Extracted text

··········

Since its IPO / initial seed assets of ~2mm square feet, the company has grown to 7.3mm sf / 80 buildings, the vast majority of which are leased for term to agencies of the United States Government, and therefore backed by the full faith and credit of Uncle Sam (99% of lease income is from the feds). Initial lease terms are 10-20 years with 5-10 year options thereafter. During the lease term there are pass throughs to account for inflation.

 

The company has grown through equity issuance.

 

2015: IPO

2016: Priced at $18/share

2017: Priced at $19/share

2018: Priced at $19.25/share

2019/2020/2021: At the money offerings ranging from $22-$24.50 / share.

··········

Provided data
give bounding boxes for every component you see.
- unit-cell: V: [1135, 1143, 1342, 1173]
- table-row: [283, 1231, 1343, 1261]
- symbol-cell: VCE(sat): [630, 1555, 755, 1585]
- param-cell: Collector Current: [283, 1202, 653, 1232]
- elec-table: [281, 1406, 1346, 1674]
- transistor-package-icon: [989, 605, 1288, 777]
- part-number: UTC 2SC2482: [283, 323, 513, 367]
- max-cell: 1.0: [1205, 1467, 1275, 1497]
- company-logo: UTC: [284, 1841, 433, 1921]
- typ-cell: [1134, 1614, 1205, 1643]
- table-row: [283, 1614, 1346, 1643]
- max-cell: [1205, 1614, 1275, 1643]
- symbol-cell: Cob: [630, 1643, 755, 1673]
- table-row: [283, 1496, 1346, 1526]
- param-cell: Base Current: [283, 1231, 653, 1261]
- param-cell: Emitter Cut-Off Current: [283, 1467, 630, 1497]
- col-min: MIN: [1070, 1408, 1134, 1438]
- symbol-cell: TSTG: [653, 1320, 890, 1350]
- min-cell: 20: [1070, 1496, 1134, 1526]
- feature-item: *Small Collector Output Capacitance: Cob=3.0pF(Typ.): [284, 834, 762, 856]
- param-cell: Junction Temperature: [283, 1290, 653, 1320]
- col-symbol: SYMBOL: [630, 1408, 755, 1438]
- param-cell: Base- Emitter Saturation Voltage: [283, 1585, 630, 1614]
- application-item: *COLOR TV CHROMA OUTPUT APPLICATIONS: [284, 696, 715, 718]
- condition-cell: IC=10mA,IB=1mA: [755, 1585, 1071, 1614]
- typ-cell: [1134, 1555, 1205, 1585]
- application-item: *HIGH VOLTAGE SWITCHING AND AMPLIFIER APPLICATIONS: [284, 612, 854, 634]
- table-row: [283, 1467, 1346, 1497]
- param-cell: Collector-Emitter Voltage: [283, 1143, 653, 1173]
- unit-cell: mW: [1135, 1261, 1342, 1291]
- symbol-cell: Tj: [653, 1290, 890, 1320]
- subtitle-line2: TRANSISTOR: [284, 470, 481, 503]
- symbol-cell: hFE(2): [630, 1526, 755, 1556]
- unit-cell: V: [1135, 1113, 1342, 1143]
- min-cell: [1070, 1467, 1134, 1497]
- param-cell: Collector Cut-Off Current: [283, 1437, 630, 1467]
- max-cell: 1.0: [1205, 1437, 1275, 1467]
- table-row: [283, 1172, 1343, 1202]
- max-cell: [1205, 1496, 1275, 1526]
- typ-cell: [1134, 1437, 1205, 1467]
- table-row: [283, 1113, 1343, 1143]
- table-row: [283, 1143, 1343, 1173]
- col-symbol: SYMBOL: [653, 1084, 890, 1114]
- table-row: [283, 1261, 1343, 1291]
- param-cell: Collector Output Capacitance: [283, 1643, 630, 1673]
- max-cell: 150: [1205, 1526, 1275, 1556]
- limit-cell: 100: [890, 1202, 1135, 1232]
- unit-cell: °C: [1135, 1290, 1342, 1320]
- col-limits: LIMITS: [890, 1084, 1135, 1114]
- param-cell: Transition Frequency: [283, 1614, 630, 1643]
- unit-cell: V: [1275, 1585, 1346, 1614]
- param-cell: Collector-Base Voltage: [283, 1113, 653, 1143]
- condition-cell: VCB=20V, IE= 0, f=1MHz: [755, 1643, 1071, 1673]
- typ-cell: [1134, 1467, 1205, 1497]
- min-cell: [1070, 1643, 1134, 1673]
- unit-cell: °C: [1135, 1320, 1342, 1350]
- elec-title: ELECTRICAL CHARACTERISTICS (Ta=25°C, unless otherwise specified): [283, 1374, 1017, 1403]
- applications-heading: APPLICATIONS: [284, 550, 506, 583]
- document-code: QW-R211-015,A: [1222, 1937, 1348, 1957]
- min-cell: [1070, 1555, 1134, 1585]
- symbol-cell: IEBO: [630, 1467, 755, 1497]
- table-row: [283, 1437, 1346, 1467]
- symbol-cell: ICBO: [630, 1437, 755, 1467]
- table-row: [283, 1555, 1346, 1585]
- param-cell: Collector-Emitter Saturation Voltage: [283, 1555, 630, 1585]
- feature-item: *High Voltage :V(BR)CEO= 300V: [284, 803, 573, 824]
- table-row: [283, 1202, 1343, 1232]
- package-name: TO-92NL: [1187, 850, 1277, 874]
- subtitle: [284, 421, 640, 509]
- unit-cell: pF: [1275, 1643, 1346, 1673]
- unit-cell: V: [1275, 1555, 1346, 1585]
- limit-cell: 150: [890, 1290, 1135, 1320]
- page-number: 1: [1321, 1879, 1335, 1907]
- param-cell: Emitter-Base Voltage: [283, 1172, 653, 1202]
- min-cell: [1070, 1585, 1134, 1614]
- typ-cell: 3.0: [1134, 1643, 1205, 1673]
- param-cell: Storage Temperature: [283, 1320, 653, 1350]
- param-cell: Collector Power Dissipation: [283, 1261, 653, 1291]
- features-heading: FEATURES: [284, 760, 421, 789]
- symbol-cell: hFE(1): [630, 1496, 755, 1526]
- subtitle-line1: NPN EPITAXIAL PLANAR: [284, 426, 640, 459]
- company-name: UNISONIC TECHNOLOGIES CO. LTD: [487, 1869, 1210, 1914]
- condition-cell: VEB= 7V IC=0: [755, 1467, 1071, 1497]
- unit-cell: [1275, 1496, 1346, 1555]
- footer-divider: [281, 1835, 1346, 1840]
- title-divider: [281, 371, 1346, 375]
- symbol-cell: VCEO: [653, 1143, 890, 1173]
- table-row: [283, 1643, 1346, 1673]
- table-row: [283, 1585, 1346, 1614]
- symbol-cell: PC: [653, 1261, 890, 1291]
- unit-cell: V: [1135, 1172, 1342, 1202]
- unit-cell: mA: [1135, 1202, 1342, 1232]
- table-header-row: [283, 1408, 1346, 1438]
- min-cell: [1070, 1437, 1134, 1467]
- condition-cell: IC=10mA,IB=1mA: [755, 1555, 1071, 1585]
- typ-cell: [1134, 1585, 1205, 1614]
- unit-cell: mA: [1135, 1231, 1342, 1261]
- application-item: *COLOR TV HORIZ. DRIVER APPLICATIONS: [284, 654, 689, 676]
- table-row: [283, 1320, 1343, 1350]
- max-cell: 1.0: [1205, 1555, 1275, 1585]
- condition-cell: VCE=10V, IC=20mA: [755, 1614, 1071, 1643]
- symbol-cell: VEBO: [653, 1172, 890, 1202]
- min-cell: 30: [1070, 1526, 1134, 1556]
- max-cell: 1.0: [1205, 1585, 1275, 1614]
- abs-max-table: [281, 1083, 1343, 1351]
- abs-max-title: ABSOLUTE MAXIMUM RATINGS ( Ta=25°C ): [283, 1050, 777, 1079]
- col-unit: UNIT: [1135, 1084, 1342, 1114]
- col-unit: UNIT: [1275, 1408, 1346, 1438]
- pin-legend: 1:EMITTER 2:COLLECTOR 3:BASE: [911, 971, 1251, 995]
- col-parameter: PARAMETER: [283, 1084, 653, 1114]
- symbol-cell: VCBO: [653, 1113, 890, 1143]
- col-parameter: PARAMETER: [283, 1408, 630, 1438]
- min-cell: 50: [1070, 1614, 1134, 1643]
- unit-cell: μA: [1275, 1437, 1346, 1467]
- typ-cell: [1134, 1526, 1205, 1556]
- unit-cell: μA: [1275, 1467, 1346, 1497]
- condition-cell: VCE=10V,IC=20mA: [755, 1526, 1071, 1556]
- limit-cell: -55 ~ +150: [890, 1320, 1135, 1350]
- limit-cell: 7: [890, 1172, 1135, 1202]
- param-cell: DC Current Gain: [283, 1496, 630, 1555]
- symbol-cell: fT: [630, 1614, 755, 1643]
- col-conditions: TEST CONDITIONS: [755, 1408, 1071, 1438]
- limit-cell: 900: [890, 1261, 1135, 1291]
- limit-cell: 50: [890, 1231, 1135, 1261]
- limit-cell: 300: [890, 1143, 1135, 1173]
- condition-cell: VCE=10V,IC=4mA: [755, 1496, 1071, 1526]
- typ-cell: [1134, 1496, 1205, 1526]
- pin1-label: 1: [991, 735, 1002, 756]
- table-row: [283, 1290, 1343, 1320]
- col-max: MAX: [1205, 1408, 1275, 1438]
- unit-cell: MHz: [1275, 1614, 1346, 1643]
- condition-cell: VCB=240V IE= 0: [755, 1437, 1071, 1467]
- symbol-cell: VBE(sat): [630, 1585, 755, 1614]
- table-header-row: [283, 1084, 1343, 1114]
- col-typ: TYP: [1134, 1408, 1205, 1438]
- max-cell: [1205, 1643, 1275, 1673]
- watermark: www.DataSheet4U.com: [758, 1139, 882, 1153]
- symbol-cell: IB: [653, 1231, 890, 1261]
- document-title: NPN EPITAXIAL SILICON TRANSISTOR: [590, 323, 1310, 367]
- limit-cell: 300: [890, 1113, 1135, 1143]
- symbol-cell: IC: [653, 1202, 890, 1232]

··········

Tasks to perform
(1) Return the part of the federal-lease text that begins at the words "The company has grown through" and stops after "from $22-$24.50 / share.".
(2) Please carry the federal-lease text forward from its last line.
The items aren't needed for anything here.

Solved tasks
(1)
The company has grown through equity issuance.

 

2015: IPO

2016: Priced at $18/share

2017: Priced at $19/share

2018: Priced at $19.25/share

2019/2020/2021: At the money offerings ranging from $22-$24.50 / share.

(2)
I get that out of the way to say that this REIT has grown from a $415mm equity / $900mm EV to a $1.9B market cap / $3.0 billion EV via issuance and that there's a lot of path dependence here with respect to capital allocation and value creation on a per share basis. Share count has gone from 22 million to 82 million. The bearish interpretation is that management are empire builders and are only interested in getting bigger. The bullish interpretation is that Easterly has built the second largest landlord to the federal government and is creating a platform of increasing scale/value beyond the brick and mortar that will get better as it gets bigger (cost of capital advantage, relationships with GSA, built to suit/development partnerships/capabilities, etc). I do not yet know which interpretation is correct and I imagine it may be a bit of both.

 

They've spent about $2.4 billion on the buildings (current fully diluted EV is $3.0 billion) and NOI after G&A is ~$150 million, so one is paying a 5.0% cap rate for the property portfolio. Debt is quite low at 30% of EV / 6.0x, particularly in the context of the non-existent credit risk, 8 year weighted average lease term, and low building age (13 years)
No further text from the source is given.